THE EXERCISE: Pick out each line containing the string "caruncularum".

EXTRACTED MATERIAL:
━━━━━━

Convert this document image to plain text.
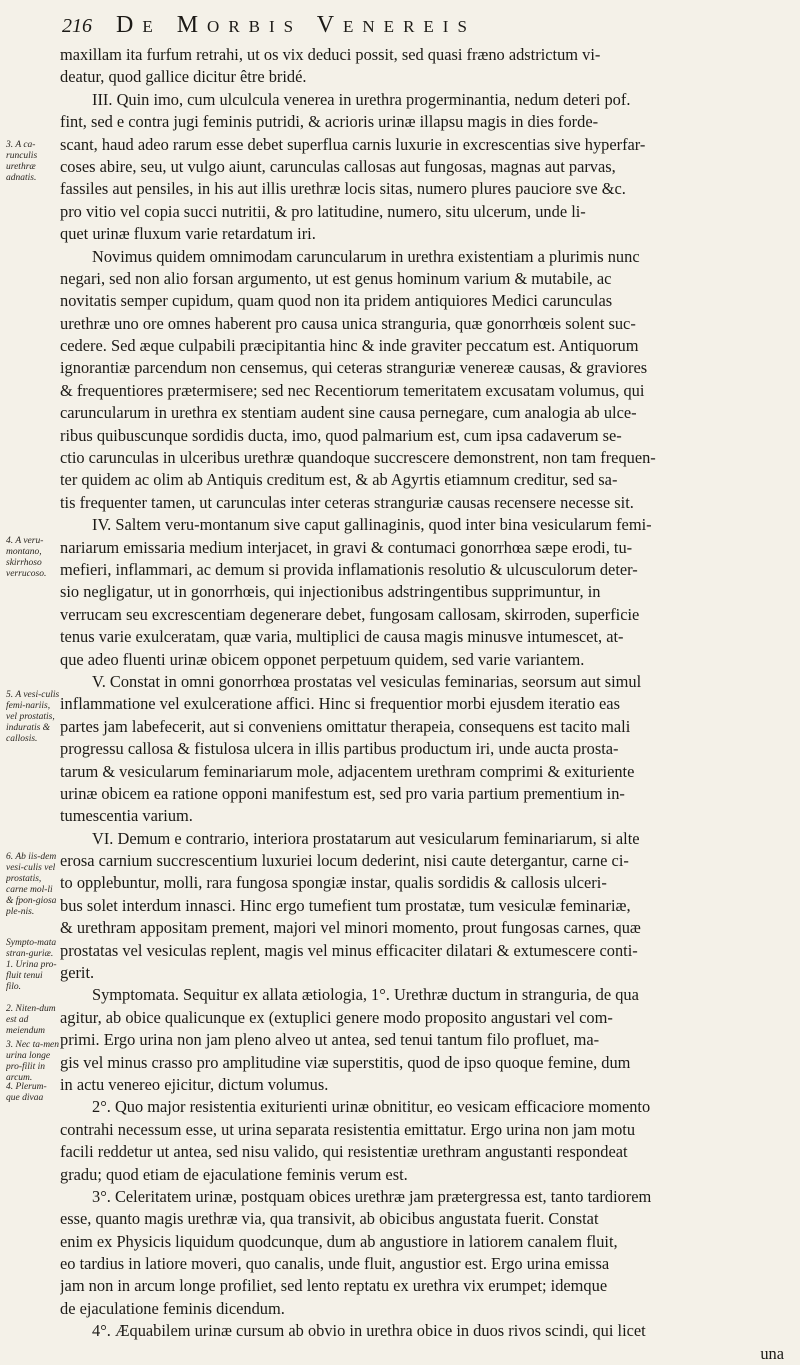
216 De Morbis Venereis
3. A ca-runculis urethræ adnatis.
4. A veru-montano, skirrhoso verrucoso.
5. A vesi-culis femi-nariis, vel prostatis, induratis & callosis.
6. Ab iis-dem vesi-culis vel prostatis, carne mol-li & fpon-giosa ple-nis.
Sympto-mata stran-guriæ. 1. Urina pro-fluit tenui filo.
2. Niten-dum est ad meiendum
3. Nec ta-men urina longe pro-filit in arcum.
4. Plerum-que divaa
maxillam ita furfum retrahi, ut os vix deduci possit, sed quasi fræno adstrictum vi-
deatur, quod gallice dicitur être bridé.
III. Quin imo, cum ulculcula venerea in urethra progerminantia, nedum deteri pof.
fint, sed e contra jugi feminis putridi, & acrioris urinæ illapsu magis in dies forde-
scant, haud adeo rarum esse debet superflua carnis luxurie in excrescentias sive hyperfar-
coses abire, seu, ut vulgo aiunt, carunculas callosas aut fungosas, magnas aut parvas,
fassiles aut pensiles, in his aut illis urethræ locis sitas, numero plures pauciore sve &c.
pro vitio vel copia succi nutritii, & pro latitudine, numero, situ ulcerum, unde li-
quet urinæ fluxum varie retardatum iri.
Novimus quidem omnimodam caruncularum in urethra existentiam a plurimis nunc
negari, sed non alio forsan argumento, ut est genus hominum varium & mutabile, ac
novitatis semper cupidum, quam quod non ita pridem antiquiores Medici carunculas
urethræ uno ore omnes haberent pro causa unica stranguria, quæ gonorrhœis solent suc-
cedere. Sed æque culpabili præcipitantia hinc & inde graviter peccatum est. Antiquorum
ignorantiæ parcendum non censemus, qui ceteras stranguriæ venereæ causas, & graviores
& frequentiores prætermisere; sed nec Recentiorum temeritatem excusatam volumus, qui
caruncularum in urethra ex stentiam audent sine causa pernegare, cum analogia ab ulce-
ribus quibuscunque sordidis ducta, imo, quod palmarium est, cum ipsa cadaverum se-
ctio carunculas in ulceribus urethræ quandoque succrescere demonstrent, non tam frequen-
ter quidem ac olim ab Antiquis creditum est, & ab Agyrtis etiamnum creditur, sed sa-
tis frequenter tamen, ut carunculas inter ceteras stranguriæ causas recensere necesse sit.
IV. Saltem veru-montanum sive caput gallinaginis, quod inter bina vesicularum femi-
nariarum emissaria medium interjacet, in gravi & contumaci gonorrhœa sæpe erodi, tu-
mefieri, inflammari, ac demum si provida inflamationis resolutio & ulcusculorum deter-
sio negligatur, ut in gonorrhœis, qui injectionibus adstringentibus supprimuntur, in
verrucam seu excrescentiam degenerare debet, fungosam callosam, skirroden, superficie
tenus varie exulceratam, quæ varia, multiplici de causa magis minusve intumescet, at-
que adeo fluenti urinæ obicem opponet perpetuum quidem, sed varie variantem.
V. Constat in omni gonorrhœa prostatas vel vesiculas feminarias, seorsum aut simul
inflammatione vel exulceratione affici. Hinc si frequentior morbi ejusdem iteratio eas
partes jam labefecerit, aut si conveniens omittatur therapeia, consequens est tacito mali
progressu callosa & fistulosa ulcera in illis partibus productum iri, unde aucta prosta-
tarum & vesicularum feminariarum mole, adjacentem urethram comprimi & exituriente
urinæ obicem ea ratione opponi manifestum est, sed pro varia partium prementium in-
tumescentia varium.
VI. Demum e contrario, interiora prostatarum aut vesicularum feminariarum, si alte
erosa carnium succrescentium luxuriei locum dederint, nisi caute detergantur, carne ci-
to opplebuntur, molli, rara fungosa spongiæ instar, qualis sordidis & callosis ulceri-
bus solet interdum innasci. Hinc ergo tumefient tum prostatæ, tum vesiculæ feminariæ,
& urethram appositam prement, majori vel minori momento, prout fungosas carnes, quæ
prostatas vel vesiculas replent, magis vel minus efficaciter dilatari & extumescere conti-
gerit.
Symptomata. Sequitur ex allata ætiologia, 1°. Urethræ ductum in stranguria, de qua
agitur, ab obice qualicunque ex (extuplici genere modo proposito angustari vel com-
primi. Ergo urina non jam pleno alveo ut antea, sed tenui tantum filo profluet, ma-
gis vel minus crasso pro amplitudine viæ superstitis, quod de ipso quoque femine, dum
in actu venereo ejicitur, dictum volumus.
2°. Quo major resistentia exiturienti urinæ obnititur, eo vesicam efficaciore momento
contrahi necessum esse, ut urina separata resistentia emittatur. Ergo urina non jam motu
facili reddetur ut antea, sed nisu valido, qui resistentiæ urethram angustanti respondeat
gradu; quod etiam de ejaculatione feminis verum est.
3°. Celeritatem urinæ, postquam obices urethræ jam prætergressa est, tanto tardiorem
esse, quanto magis urethræ via, qua transivit, ab obicibus angustata fuerit. Constat
enim ex Physicis liquidum quodcunque, dum ab angustiore in latiorem canalem fluit,
eo tardius in latiore moveri, quo canalis, unde fluit, angustior est. Ergo urina emissa
jam non in arcum longe profiliet, sed lento reptatu ex urethra vix erumpet; idemque
de ejaculatione feminis dicendum.
4°. Æquabilem urinæ cursum ab obvio in urethra obice in duos rivos scindi, qui licet
una
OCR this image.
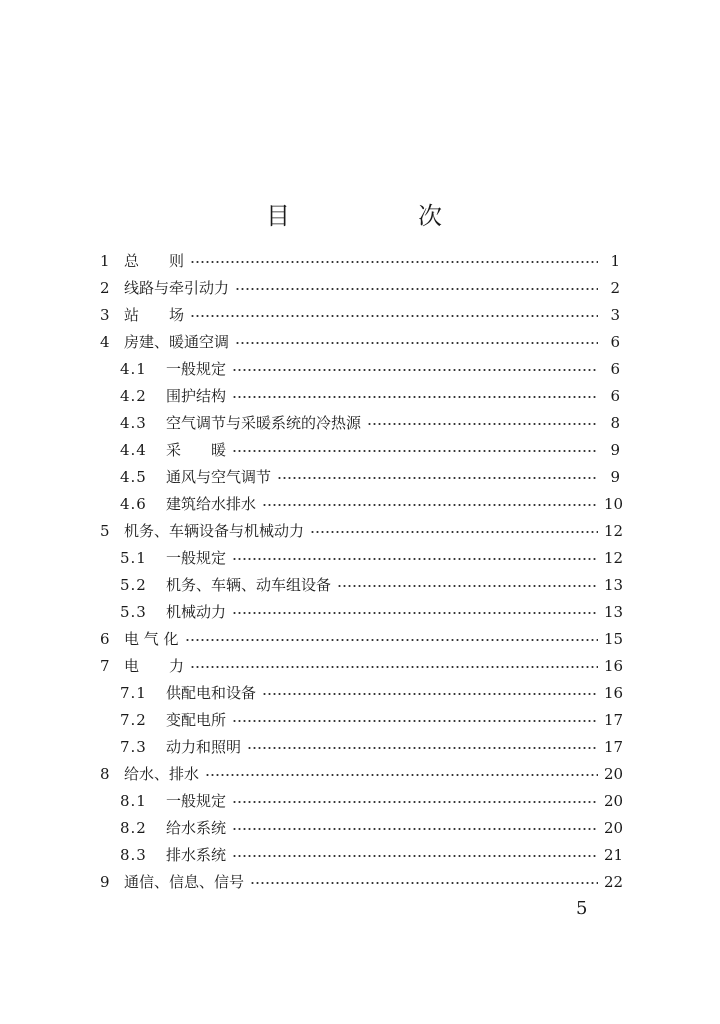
目　次
1 总　　则	1
2 线路与牵引动力	2
3 站　　场	3
4 房建、暖通空调	6
4.1	一般规定	6
4.2	围护结构	6
4.3	空气调节与采暖系统的冷热源	8
4.4	采　　暖	9
4.5	通风与空气调节	9
4.6	建筑给水排水	10
5 机务、车辆设备与机械动力	12
5.1	一般规定	12
5.2	机务、车辆、动车组设备	13
5.3	机械动力	13
6 电 气 化	15
7 电　　力	16
7.1	供配电和设备	16
7.2	变配电所	17
7.3	动力和照明	17
8 给水、排水	20
8.1	一般规定	20
8.2	给水系统	20
8.3	排水系统	21
9 通信、信息、信号	22
5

━━━━━━

THE COMPLETED TASK:
Novimus quidem omnimodam caruncularum in urethra existentiam a plurimis nunc
caruncularum in urethra ex stentiam audent sine causa pernegare, cum analogia ab ulce-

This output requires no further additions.